[Records from a dataset]
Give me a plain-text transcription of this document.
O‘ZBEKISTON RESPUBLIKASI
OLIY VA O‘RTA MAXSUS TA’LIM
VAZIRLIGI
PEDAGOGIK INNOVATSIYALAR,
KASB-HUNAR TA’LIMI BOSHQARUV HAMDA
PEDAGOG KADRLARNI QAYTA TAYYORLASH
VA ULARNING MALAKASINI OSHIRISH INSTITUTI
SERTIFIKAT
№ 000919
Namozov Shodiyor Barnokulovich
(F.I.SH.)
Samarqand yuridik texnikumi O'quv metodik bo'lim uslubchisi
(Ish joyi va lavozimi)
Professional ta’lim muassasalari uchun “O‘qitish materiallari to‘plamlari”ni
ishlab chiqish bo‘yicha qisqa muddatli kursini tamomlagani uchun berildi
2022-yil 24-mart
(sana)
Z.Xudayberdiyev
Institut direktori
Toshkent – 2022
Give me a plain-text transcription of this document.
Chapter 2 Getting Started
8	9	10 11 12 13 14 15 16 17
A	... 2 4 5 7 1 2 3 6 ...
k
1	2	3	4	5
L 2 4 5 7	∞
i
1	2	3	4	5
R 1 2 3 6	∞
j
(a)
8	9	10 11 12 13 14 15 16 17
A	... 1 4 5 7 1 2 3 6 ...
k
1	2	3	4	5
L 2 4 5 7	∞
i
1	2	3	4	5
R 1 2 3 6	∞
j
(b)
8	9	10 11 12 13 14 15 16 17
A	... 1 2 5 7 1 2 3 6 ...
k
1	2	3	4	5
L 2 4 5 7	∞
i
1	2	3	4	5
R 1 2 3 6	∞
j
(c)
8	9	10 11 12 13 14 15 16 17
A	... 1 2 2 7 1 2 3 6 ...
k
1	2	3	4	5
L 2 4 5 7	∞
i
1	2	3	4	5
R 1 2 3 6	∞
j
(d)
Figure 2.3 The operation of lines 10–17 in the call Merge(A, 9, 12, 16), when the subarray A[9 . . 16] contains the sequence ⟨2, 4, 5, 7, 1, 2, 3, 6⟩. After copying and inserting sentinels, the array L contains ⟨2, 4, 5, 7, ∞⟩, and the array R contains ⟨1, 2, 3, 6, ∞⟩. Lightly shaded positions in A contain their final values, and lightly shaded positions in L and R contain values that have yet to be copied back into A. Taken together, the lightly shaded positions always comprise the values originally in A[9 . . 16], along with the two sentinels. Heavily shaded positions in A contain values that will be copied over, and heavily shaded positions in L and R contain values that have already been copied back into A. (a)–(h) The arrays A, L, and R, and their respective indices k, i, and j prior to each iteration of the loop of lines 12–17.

**Prompt**
Can you reproduce all the material exactly?

**Correct result**
Give me a plain-text transcription of this document.
O‘ZBEKISTON RESPUBLIKASI
OLIY VA O‘RTA MAXSUS TA’LIM
VAZIRLIGI
PEDAGOGIK INNOVATSIYALAR,
KASB-HUNAR TA’LIMI BOSHQARUV HAMDA
PEDAGOG KADRLARNI QAYTA TAYYORLASH
VA ULARNING MALAKASINI OSHIRISH INSTITUTI
SERTIFIKAT
№ 000919
Namozov Shodiyor Barnokulovich
(F.I.SH.)
Samarqand yuridik texnikumi O'quv metodik bo'lim uslubchisi
(Ish joyi va lavozimi)
Professional ta’lim muassasalari uchun “O‘qitish materiallari to‘plamlari”ni
ishlab chiqish bo‘yicha qisqa muddatli kursini tamomlagani uchun berildi
2022-yil 24-mart
(sana)
Z.Xudayberdiyev
Institut direktori
Toshkent – 2022
Give me a plain-text transcription of this document.
Chapter 2 Getting Started
8	9	10 11 12 13 14 15 16 17
A	... 2 4 5 7 1 2 3 6 ...
k
1	2	3	4	5
L 2 4 5 7	∞
i
1	2	3	4	5
R 1 2 3 6	∞
j
(a)
8	9	10 11 12 13 14 15 16 17
A	... 1 4 5 7 1 2 3 6 ...
k
1	2	3	4	5
L 2 4 5 7	∞
i
1	2	3	4	5
R 1 2 3 6	∞
j
(b)
8	9	10 11 12 13 14 15 16 17
A	... 1 2 5 7 1 2 3 6 ...
k
1	2	3	4	5
L 2 4 5 7	∞
i
1	2	3	4	5
R 1 2 3 6	∞
j
(c)
8	9	10 11 12 13 14 15 16 17
A	... 1 2 2 7 1 2 3 6 ...
k
1	2	3	4	5
L 2 4 5 7	∞
i
1	2	3	4	5
R 1 2 3 6	∞
j
(d)
Figure 2.3 The operation of lines 10–17 in the call Merge(A, 9, 12, 16), when the subarray A[9 . . 16] contains the sequence ⟨2, 4, 5, 7, 1, 2, 3, 6⟩. After copying and inserting sentinels, the array L contains ⟨2, 4, 5, 7, ∞⟩, and the array R contains ⟨1, 2, 3, 6, ∞⟩. Lightly shaded positions in A contain their final values, and lightly shaded positions in L and R contain values that have yet to be copied back into A. Taken together, the lightly shaded positions always comprise the values originally in A[9 . . 16], along with the two sentinels. Heavily shaded positions in A contain values that will be copied over, and heavily shaded positions in L and R contain values that have already been copied back into A. (a)–(h) The arrays A, L, and R, and their respective indices k, i, and j prior to each iteration of the loop of lines 12–17.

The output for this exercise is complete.